>> START Information provided
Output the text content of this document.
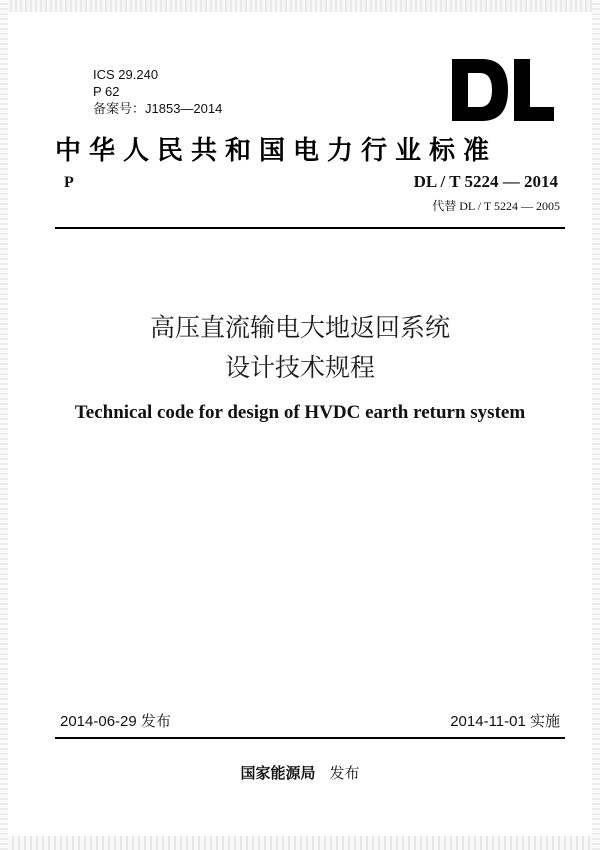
ICS 29.240
P 62
备案号：J1853—2014
中华人民共和国电力行业标准
P	DL / T 5224 — 2014
代替 DL / T 5224 — 2005
高压直流输电大地返回系统
设计技术规程
Technical code for design of HVDC earth return system
2014-06-29 发布	2014-11-01 实施
国家能源局 发布
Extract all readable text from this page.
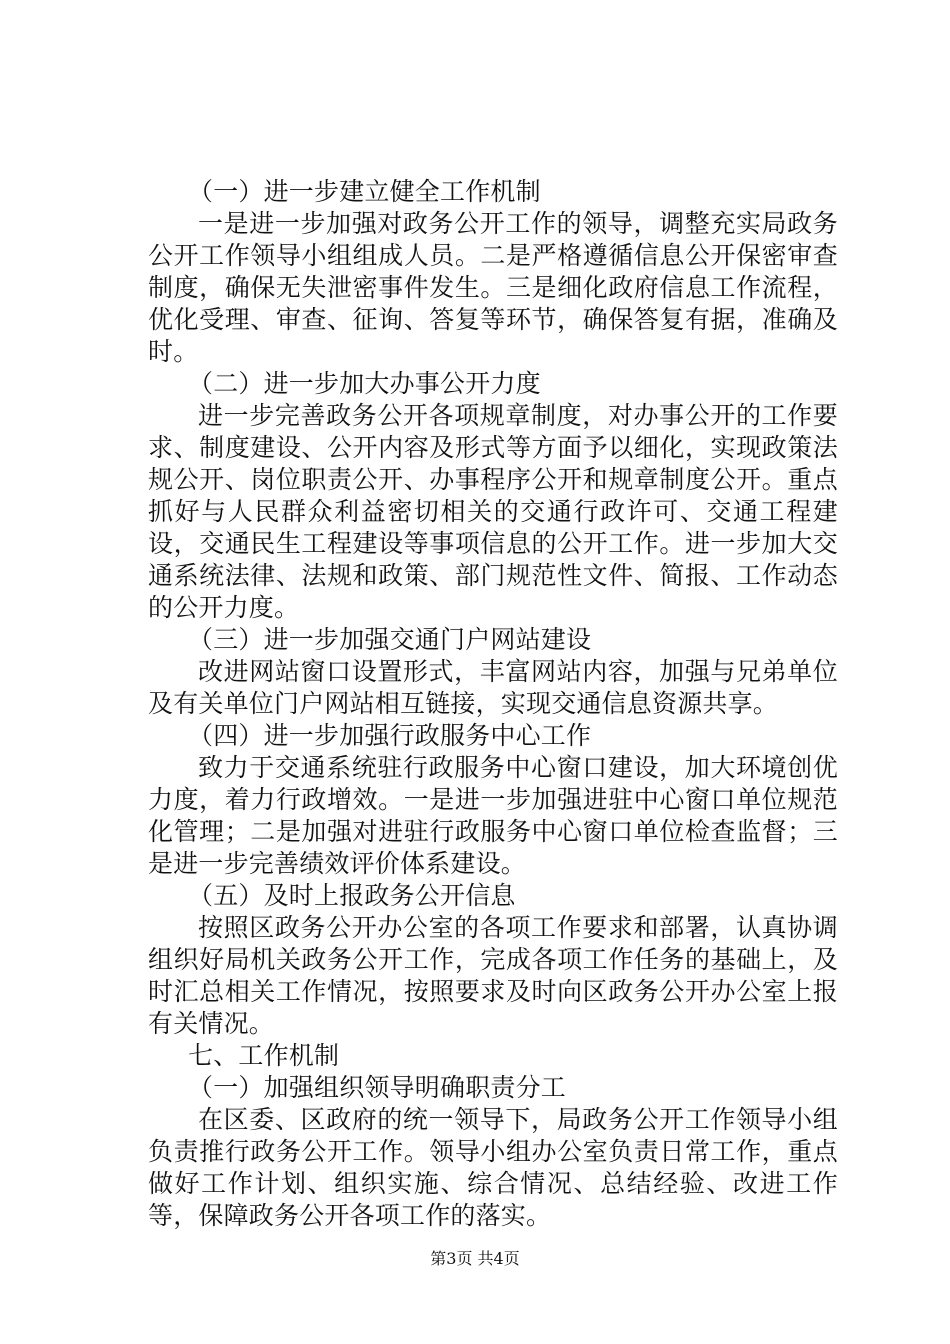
（一）进一步建立健全工作机制

一是进一步加强对政务公开工作的领导，调整充实局政务公开工作领导小组组成人员。二是严格遵循信息公开保密审查制度，确保无失泄密事件发生。三是细化政府信息工作流程，优化受理、审查、征询、答复等环节，确保答复有据，准确及时。

（二）进一步加大办事公开力度

进一步完善政务公开各项规章制度，对办事公开的工作要求、制度建设、公开内容及形式等方面予以细化，实现政策法规公开、岗位职责公开、办事程序公开和规章制度公开。重点抓好与人民群众利益密切相关的交通行政许可、交通工程建设，交通民生工程建设等事项信息的公开工作。进一步加大交通系统法律、法规和政策、部门规范性文件、简报、工作动态的公开力度。

（三）进一步加强交通门户网站建设

改进网站窗口设置形式，丰富网站内容，加强与兄弟单位及有关单位门户网站相互链接，实现交通信息资源共享。

（四）进一步加强行政服务中心工作

致力于交通系统驻行政服务中心窗口建设，加大环境创优力度，着力行政增效。一是进一步加强进驻中心窗口单位规范化管理；二是加强对进驻行政服务中心窗口单位检查监督；三是进一步完善绩效评价体系建设。

（五）及时上报政务公开信息

按照区政务公开办公室的各项工作要求和部署，认真协调组织好局机关政务公开工作，完成各项工作任务的基础上，及时汇总相关工作情况，按照要求及时向区政务公开办公室上报有关情况。

七、工作机制

（一）加强组织领导明确职责分工

在区委、区政府的统一领导下，局政务公开工作领导小组负责推行政务公开工作。领导小组办公室负责日常工作，重点做好工作计划、组织实施、综合情况、总结经验、改进工作等，保障政务公开各项工作的落实。

第3页 共4页
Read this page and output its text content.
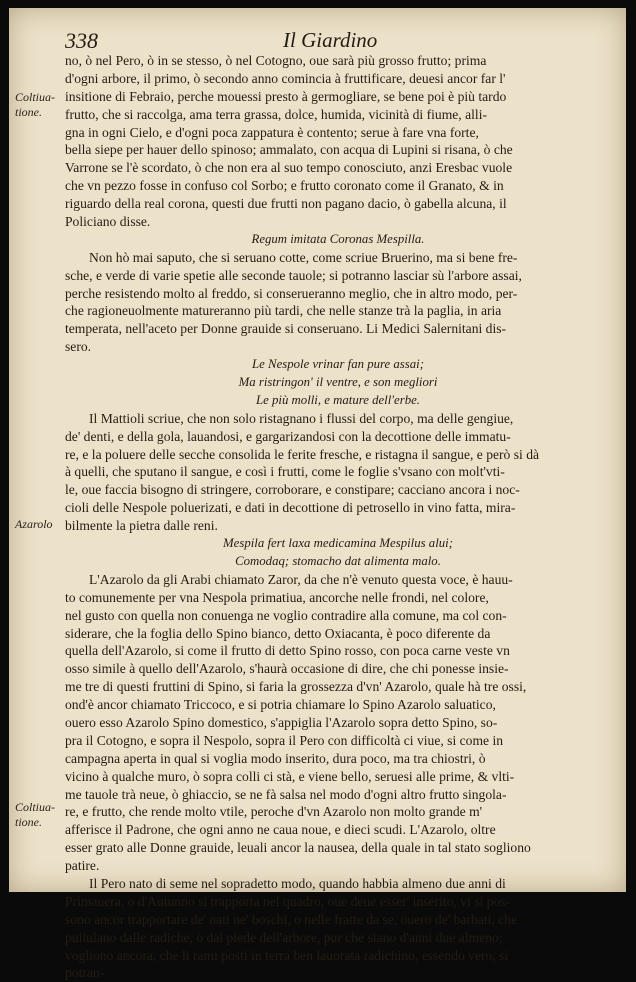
338	Il Giardino
Coltiua-
tione.
Azarolo
Coltiua-
tione.
no, ò nel Pero, ò in se stesso, ò nel Cotogno, oue sarà più grosso frutto; prima
d'ogni arbore, il primo, ò secondo anno comincia à fruttificare, deuesi ancor far l'
insitione di Febraio, perche mouessi presto à germogliare, se bene poi è più tardo
frutto, che si raccolga, ama terra grassa, dolce, humida, vicinità di fiume, alli-
gna in ogni Cielo, e d'ogni poca zappatura è contento; serue à fare vna forte,
bella siepe per hauer dello spinoso; ammalato, con acqua di Lupini si risana, ò che
Varrone se l'è scordato, ò che non era al suo tempo conosciuto, anzi Eresbac vuole
che vn pezzo fosse in confuso col Sorbo; e frutto coronato come il Granato, & in
riguardo della real corona, questi due frutti non pagano dacio, ò gabella alcuna, il
Policiano disse.
Regum imitata Coronas Mespilla.
Non hò mai saputo, che si seruano cotte, come scriue Bruerino, ma si bene fre-
sche, e verde di varie spetie alle seconde tauole; si potranno lasciar sù l'arbore assai,
perche resistendo molto al freddo, si conserueranno meglio, che in altro modo, per-
che ragioneuolmente matureranno più tardi, che nelle stanze trà la paglia, in aria
temperata, nell'aceto per Donne grauide si conseruano. Li Medici Salernitani dis-
sero.
Le Nespole vrinar fan pure assai;
Ma ristringon' il ventre, e son megliori
Le più molli, e mature dell'erbe.
Il Mattioli scriue, che non solo ristagnano i flussi del corpo, ma delle gengiue,
de' denti, e della gola, lauandosi, e gargarizandosi con la decottione delle immatu-
re, e la poluere delle secche consolida le ferite fresche, e ristagna il sangue, e però si dà
à quelli, che sputano il sangue, e così i frutti, come le foglie s'vsano con molt'vti-
le, oue faccia bisogno di stringere, corroborare, e constipare; cacciano ancora i noc-
cioli delle Nespole poluerizati, e dati in decottione di petrosello in vino fatta, mira-
bilmente la pietra dalle reni.
Mespila fert laxa medicamina Mespilus alui;
Comodaq; stomacho dat alimenta malo.
L'Azarolo da gli Arabi chiamato Zaror, da che n'è venuto questa voce, è hauu-
to comunemente per vna Nespola primatiua, ancorche nelle frondi, nel colore,
nel gusto con quella non conuenga ne voglio contradire alla comune, ma col con-
siderare, che la foglia dello Spino bianco, detto Oxiacanta, è poco diferente da
quella dell'Azarolo, si come il frutto di detto Spino rosso, con poca carne veste vn
osso simile à quello dell'Azarolo, s'haurà occasione di dire, che chi ponesse insie-
me tre di questi fruttini di Spino, si faria la grossezza d'vn' Azarolo, quale hà tre ossi,
ond'è ancor chiamato Triccoco, e si potria chiamare lo Spino Azarolo saluatico,
ouero esso Azarolo Spino domestico, s'appiglia l'Azarolo sopra detto Spino, so-
pra il Cotogno, e sopra il Nespolo, sopra il Pero con difficoltà ci viue, si come in
campagna aperta in qual si voglia modo inserito, dura poco, ma tra chiostri, ò
vicino à qualche muro, ò sopra colli ci stà, e viene bello, seruesi alle prime, & vlti-
me tauole trà neue, ò ghiaccio, se ne fà salsa nel modo d'ogni altro frutto singola-
re, e frutto, che rende molto vtile, peroche d'vn Azarolo non molto grande m'
afferisce il Padrone, che ogni anno ne caua noue, e dieci scudi. L'Azarolo, oltre
esser grato alle Donne grauide, leuali ancor la nausea, della quale in tal stato sogliono
patire.
Il Pero nato di seme nel sopradetto modo, quando habbia almeno due anni di
Primauera, o d'Autunno si trapporta nel quadro, oue deue esser' inserito, vi si pos-
sono ancor trapportare de' nati ne' boschi, o nelle fratte da se, ouero de' barbati, che
pullulano dalle radiche, ò dal piede dell'arbore, pur che siano d'anni due almeno;
vogliono ancora, che li rami posti in terra ben lauorata radichino, essendo vero, si
potran-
>> END Information provided
_Do this_. Above are the records. Copy every line in them holding "dello".

_The reply_.
bella siepe per hauer dello spinoso; ammalato, con acqua di Lupini si risana, ò che
siderare, che la foglia dello Spino bianco, detto Oxiacanta, è poco diferente da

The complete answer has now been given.